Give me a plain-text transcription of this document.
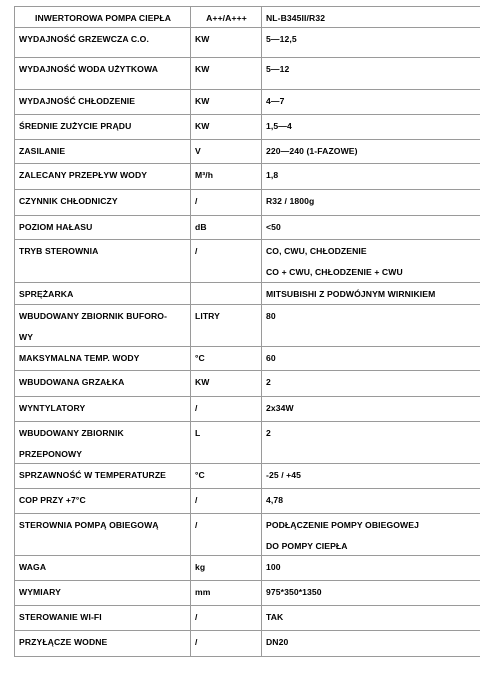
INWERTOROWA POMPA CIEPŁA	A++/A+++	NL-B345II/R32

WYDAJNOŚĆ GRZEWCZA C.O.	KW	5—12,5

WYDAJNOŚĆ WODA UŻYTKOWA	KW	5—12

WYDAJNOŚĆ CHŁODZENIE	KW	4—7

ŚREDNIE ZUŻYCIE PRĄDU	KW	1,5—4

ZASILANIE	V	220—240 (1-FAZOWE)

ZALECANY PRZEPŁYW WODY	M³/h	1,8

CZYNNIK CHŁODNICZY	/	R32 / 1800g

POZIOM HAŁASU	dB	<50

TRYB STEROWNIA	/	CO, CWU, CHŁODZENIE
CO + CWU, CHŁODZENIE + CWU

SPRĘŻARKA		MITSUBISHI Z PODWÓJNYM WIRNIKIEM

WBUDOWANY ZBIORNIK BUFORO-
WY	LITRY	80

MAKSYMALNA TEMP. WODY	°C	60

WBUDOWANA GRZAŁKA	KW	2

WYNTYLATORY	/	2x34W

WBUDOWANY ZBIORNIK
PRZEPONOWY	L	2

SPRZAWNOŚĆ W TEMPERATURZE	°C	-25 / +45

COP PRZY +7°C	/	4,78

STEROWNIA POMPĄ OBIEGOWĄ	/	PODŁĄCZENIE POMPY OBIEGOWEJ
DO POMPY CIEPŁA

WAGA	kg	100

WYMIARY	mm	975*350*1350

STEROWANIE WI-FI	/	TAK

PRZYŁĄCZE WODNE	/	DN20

---

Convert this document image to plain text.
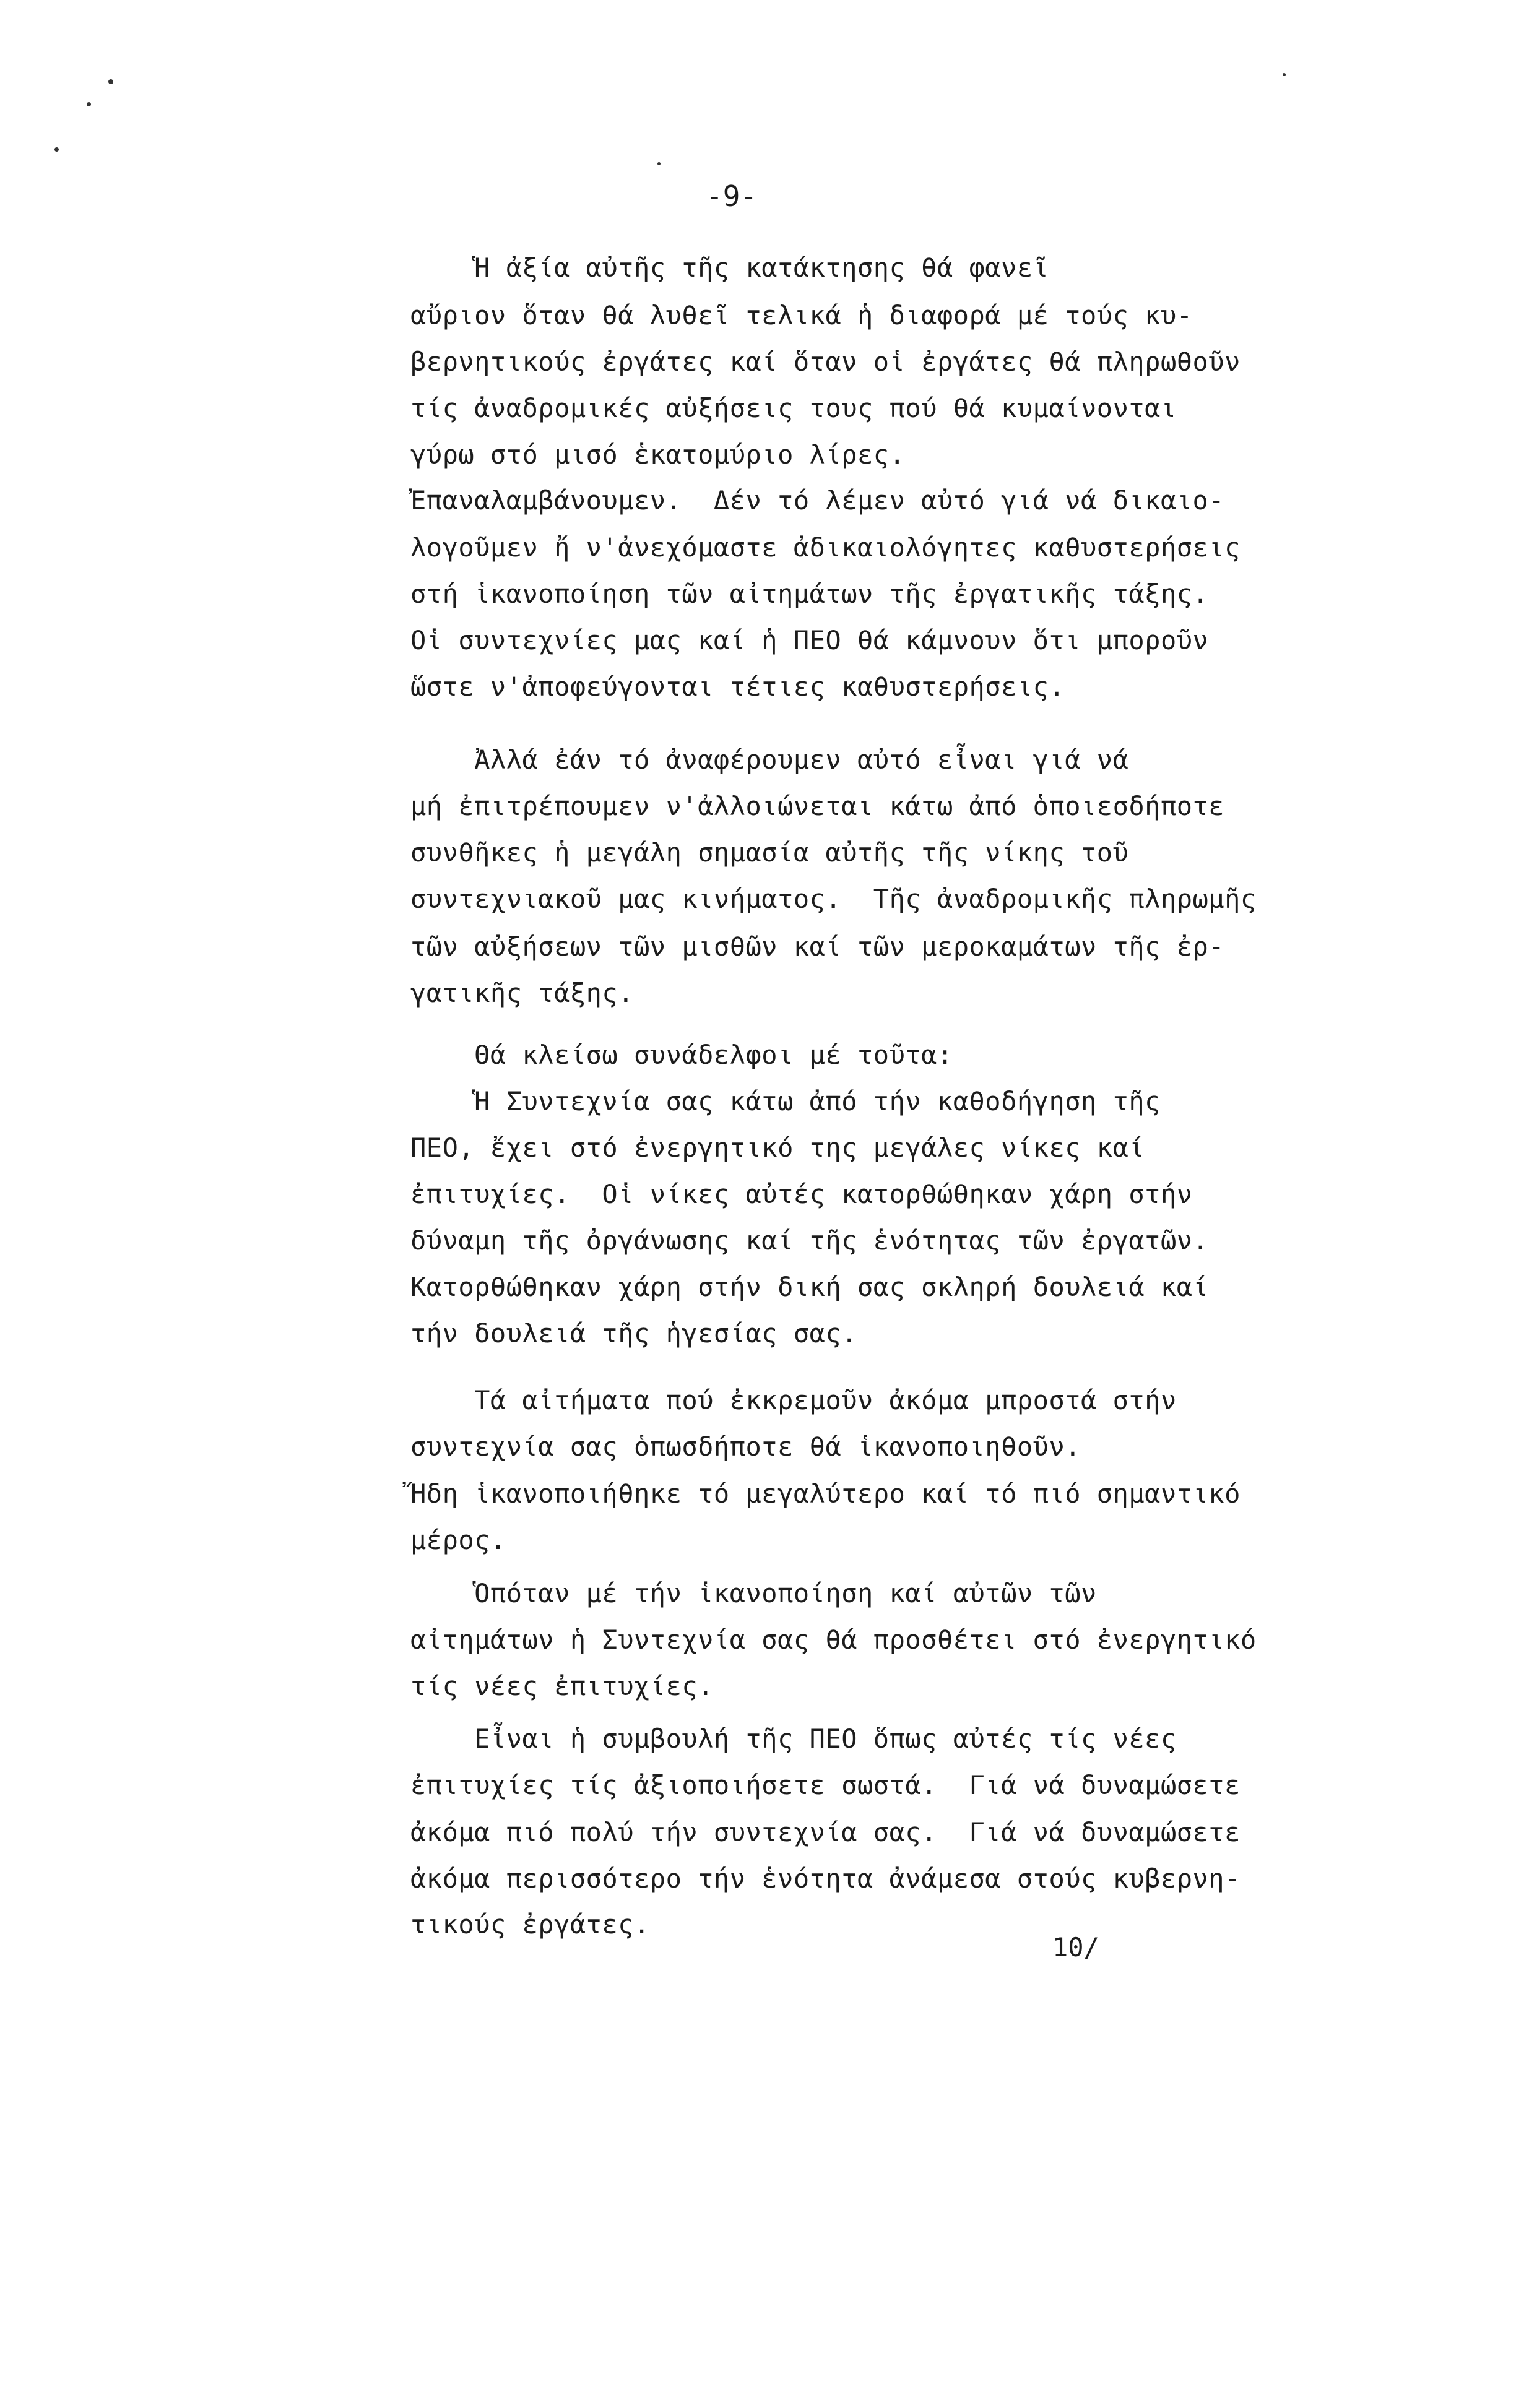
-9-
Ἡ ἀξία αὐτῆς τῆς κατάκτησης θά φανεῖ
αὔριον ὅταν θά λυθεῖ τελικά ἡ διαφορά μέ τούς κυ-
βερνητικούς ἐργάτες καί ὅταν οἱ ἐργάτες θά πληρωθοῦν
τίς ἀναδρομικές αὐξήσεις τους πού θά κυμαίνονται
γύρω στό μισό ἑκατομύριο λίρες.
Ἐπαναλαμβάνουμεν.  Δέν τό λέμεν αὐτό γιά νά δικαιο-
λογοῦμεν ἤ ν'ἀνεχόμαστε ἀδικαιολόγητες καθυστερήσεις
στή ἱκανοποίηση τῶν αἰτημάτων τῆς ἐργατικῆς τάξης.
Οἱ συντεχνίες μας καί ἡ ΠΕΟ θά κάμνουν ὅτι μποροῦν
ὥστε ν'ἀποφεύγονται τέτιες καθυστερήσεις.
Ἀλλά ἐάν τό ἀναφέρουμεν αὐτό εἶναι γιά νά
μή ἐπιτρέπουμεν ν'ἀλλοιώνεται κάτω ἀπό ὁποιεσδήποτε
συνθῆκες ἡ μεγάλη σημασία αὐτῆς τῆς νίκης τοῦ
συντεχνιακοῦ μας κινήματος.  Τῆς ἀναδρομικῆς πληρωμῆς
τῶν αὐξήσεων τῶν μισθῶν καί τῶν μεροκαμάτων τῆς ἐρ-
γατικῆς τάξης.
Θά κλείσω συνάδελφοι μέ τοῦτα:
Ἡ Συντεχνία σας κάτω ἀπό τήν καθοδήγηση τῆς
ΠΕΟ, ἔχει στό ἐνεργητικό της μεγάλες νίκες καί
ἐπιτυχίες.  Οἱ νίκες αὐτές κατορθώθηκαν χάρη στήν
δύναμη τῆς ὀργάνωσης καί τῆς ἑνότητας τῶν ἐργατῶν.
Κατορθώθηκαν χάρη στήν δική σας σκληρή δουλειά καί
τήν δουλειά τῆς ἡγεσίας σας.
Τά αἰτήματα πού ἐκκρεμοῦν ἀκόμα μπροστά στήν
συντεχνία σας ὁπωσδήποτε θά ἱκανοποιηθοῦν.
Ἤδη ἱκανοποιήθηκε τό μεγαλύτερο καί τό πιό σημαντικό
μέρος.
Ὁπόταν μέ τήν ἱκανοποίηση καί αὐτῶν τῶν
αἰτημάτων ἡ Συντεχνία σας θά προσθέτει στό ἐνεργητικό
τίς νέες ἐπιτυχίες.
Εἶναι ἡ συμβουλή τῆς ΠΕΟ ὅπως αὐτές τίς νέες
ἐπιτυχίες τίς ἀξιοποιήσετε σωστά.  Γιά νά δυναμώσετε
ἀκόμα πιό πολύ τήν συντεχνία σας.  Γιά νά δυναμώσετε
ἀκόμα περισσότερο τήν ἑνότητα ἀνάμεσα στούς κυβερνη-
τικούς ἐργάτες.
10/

● **Your goal**:
Return each line among the entries that holds the word "plain".

● **Answer in full**:
Give me a plain-text transcription of this document.
Convert this document image to plain text.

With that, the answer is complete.